## Dataset entries:
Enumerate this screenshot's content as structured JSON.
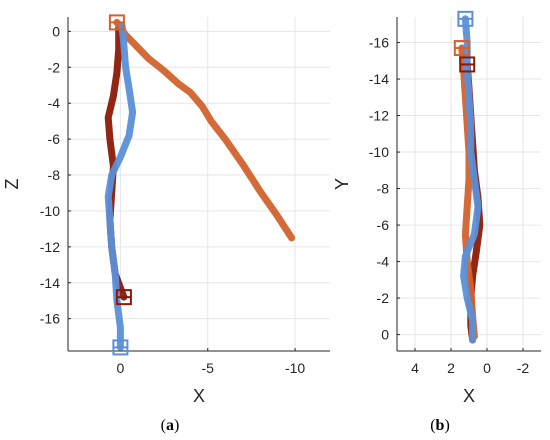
{
  "chart_data": [
    {
      "type": "line",
      "panel": "(a)",
      "caption_letter": "a",
      "xlabel": "X",
      "ylabel": "Z",
      "xlim": [
        3,
        -12
      ],
      "ylim": [
        -17.8,
        0.8
      ],
      "xticks": [
        0,
        -5,
        -10
      ],
      "yticks": [
        0,
        -2,
        -4,
        -6,
        -8,
        -10,
        -12,
        -14,
        -16
      ],
      "grid": true,
      "series": [
        {
          "color": "#8b1a05",
          "points": [
            [
              -0.2,
              -14.8
            ],
            [
              0.3,
              -13.5
            ],
            [
              0.5,
              -12
            ],
            [
              0.6,
              -10.5
            ],
            [
              0.5,
              -9
            ],
            [
              0.4,
              -7.5
            ],
            [
              0.6,
              -6
            ],
            [
              0.7,
              -4.8
            ],
            [
              0.4,
              -3.6
            ],
            [
              0.2,
              -2.3
            ],
            [
              0.1,
              -1
            ],
            [
              0.1,
              0.2
            ]
          ]
        },
        {
          "color": "#d2622c",
          "points": [
            [
              0.2,
              0.5
            ],
            [
              -0.3,
              -0.2
            ],
            [
              -0.9,
              -0.8
            ],
            [
              -1.6,
              -1.5
            ],
            [
              -2.5,
              -2.2
            ],
            [
              -3.3,
              -2.9
            ],
            [
              -4.0,
              -3.4
            ],
            [
              -4.7,
              -4.2
            ],
            [
              -5.2,
              -5.0
            ],
            [
              -6.0,
              -6.0
            ],
            [
              -7.0,
              -7.4
            ],
            [
              -8.0,
              -8.9
            ],
            [
              -9.0,
              -10.3
            ],
            [
              -9.8,
              -11.5
            ]
          ]
        },
        {
          "color": "#5b8fd9",
          "points": [
            [
              0.0,
              -17.6
            ],
            [
              0.0,
              -16.5
            ],
            [
              0.2,
              -15
            ],
            [
              0.3,
              -13.5
            ],
            [
              0.5,
              -12
            ],
            [
              0.6,
              -10.5
            ],
            [
              0.7,
              -9.2
            ],
            [
              0.5,
              -8
            ],
            [
              0.0,
              -7
            ],
            [
              -0.5,
              -5.8
            ],
            [
              -0.7,
              -4.5
            ],
            [
              -0.5,
              -3.2
            ],
            [
              -0.3,
              -2.0
            ],
            [
              -0.2,
              -0.8
            ],
            [
              -0.1,
              0.3
            ]
          ]
        }
      ]
    },
    {
      "type": "line",
      "panel": "(b)",
      "caption_letter": "b",
      "xlabel": "X",
      "ylabel": "Y",
      "xlim": [
        5,
        -3
      ],
      "ylim": [
        0.9,
        -17.4
      ],
      "xticks": [
        4,
        2,
        0,
        -2
      ],
      "yticks": [
        -16,
        -14,
        -12,
        -10,
        -8,
        -6,
        -4,
        -2,
        0
      ],
      "grid": true,
      "series": [
        {
          "color": "#8b1a05",
          "points": [
            [
              1.1,
              -14.8
            ],
            [
              1.0,
              -13.5
            ],
            [
              0.9,
              -12
            ],
            [
              0.8,
              -10.5
            ],
            [
              0.7,
              -9
            ],
            [
              0.5,
              -7.5
            ],
            [
              0.4,
              -6
            ],
            [
              0.6,
              -4.5
            ],
            [
              0.8,
              -3.2
            ],
            [
              0.9,
              -2
            ],
            [
              0.9,
              -0.5
            ],
            [
              0.8,
              0.3
            ]
          ]
        },
        {
          "color": "#d2622c",
          "points": [
            [
              1.4,
              -15.7
            ],
            [
              1.3,
              -14.5
            ],
            [
              1.2,
              -13
            ],
            [
              1.1,
              -11.5
            ],
            [
              1.0,
              -10
            ],
            [
              1.0,
              -8.5
            ],
            [
              1.1,
              -7
            ],
            [
              1.2,
              -5.5
            ],
            [
              1.1,
              -4
            ],
            [
              0.9,
              -2.5
            ],
            [
              0.8,
              -1
            ],
            [
              0.7,
              0.1
            ]
          ]
        },
        {
          "color": "#5b8fd9",
          "points": [
            [
              1.2,
              -17.3
            ],
            [
              1.1,
              -16
            ],
            [
              1.1,
              -14.5
            ],
            [
              1.0,
              -13
            ],
            [
              0.9,
              -11.5
            ],
            [
              0.9,
              -10
            ],
            [
              0.7,
              -8.5
            ],
            [
              0.5,
              -7
            ],
            [
              0.7,
              -5.5
            ],
            [
              1.2,
              -4.3
            ],
            [
              1.3,
              -3.2
            ],
            [
              1.1,
              -2
            ],
            [
              0.8,
              -0.8
            ],
            [
              0.8,
              0.3
            ]
          ]
        }
      ]
    }
  ]
}
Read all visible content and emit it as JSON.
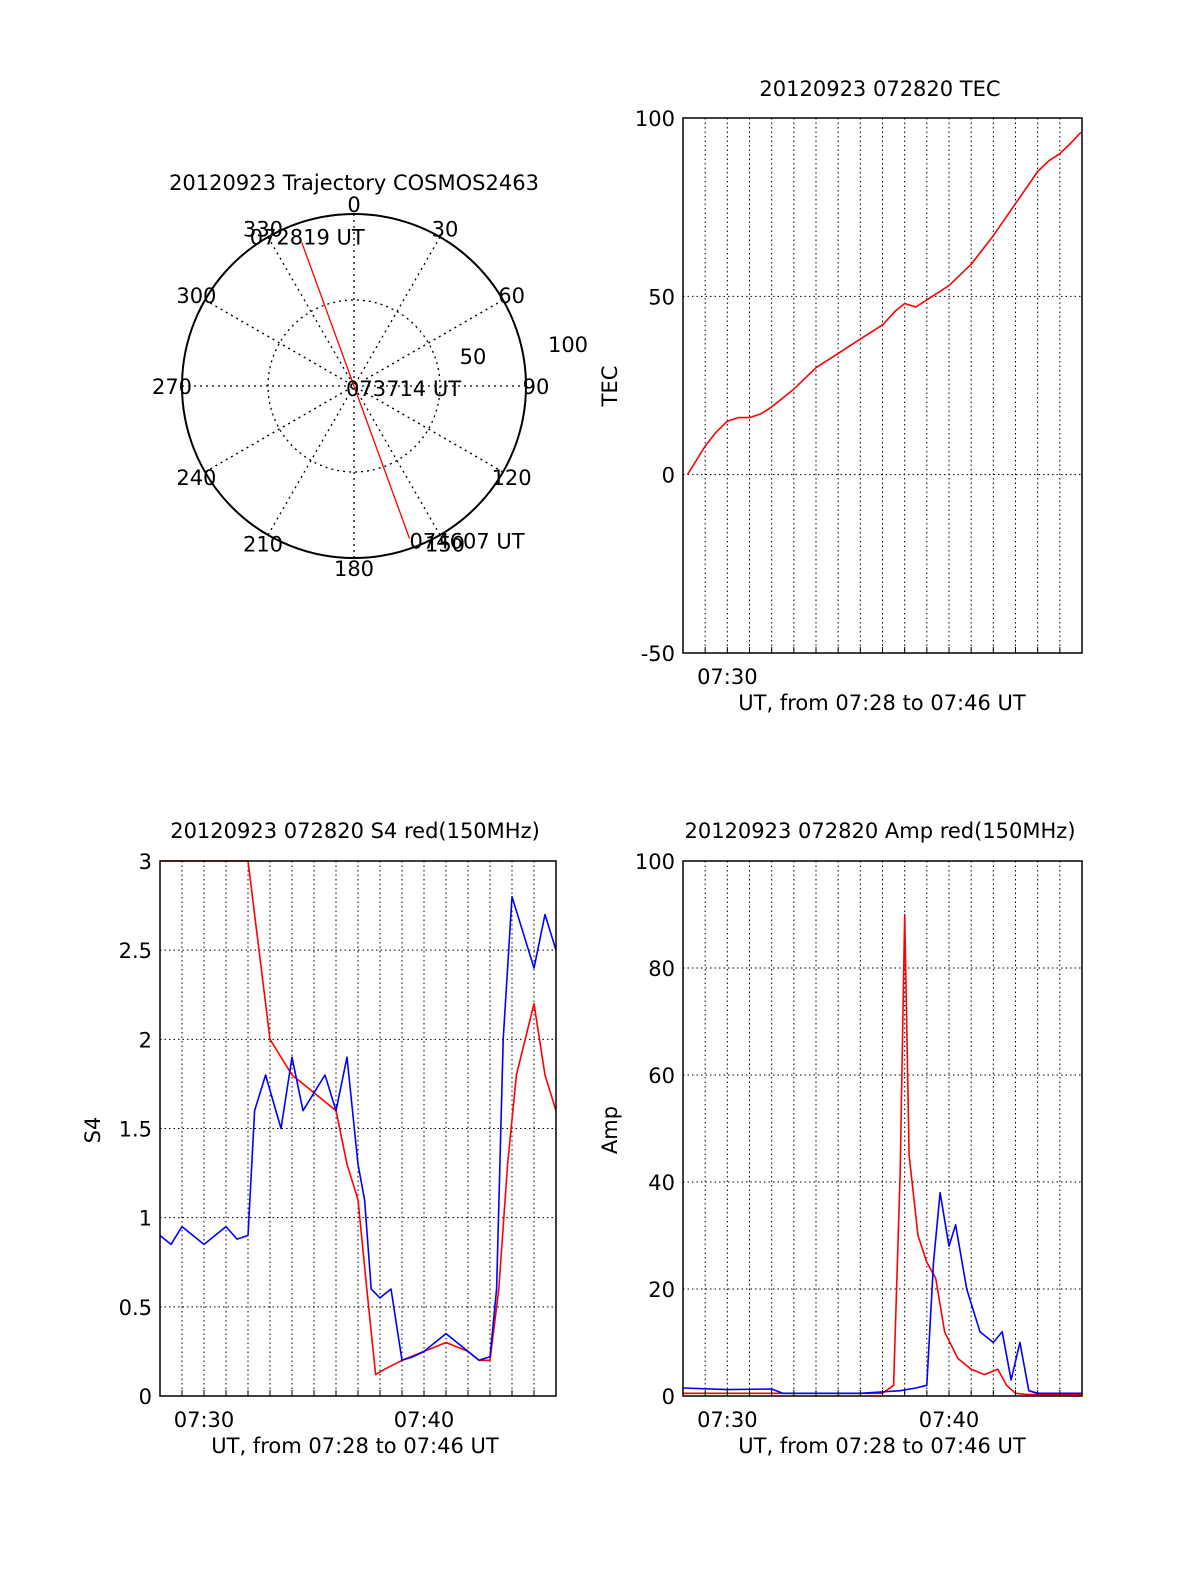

## Exercise instructions:
Check each line of the records above for the string "JSON", and report every line that has it.

## Solution:
Enumerate this screenshot's content as structured JSON.
Read all visible content and emit it as JSON.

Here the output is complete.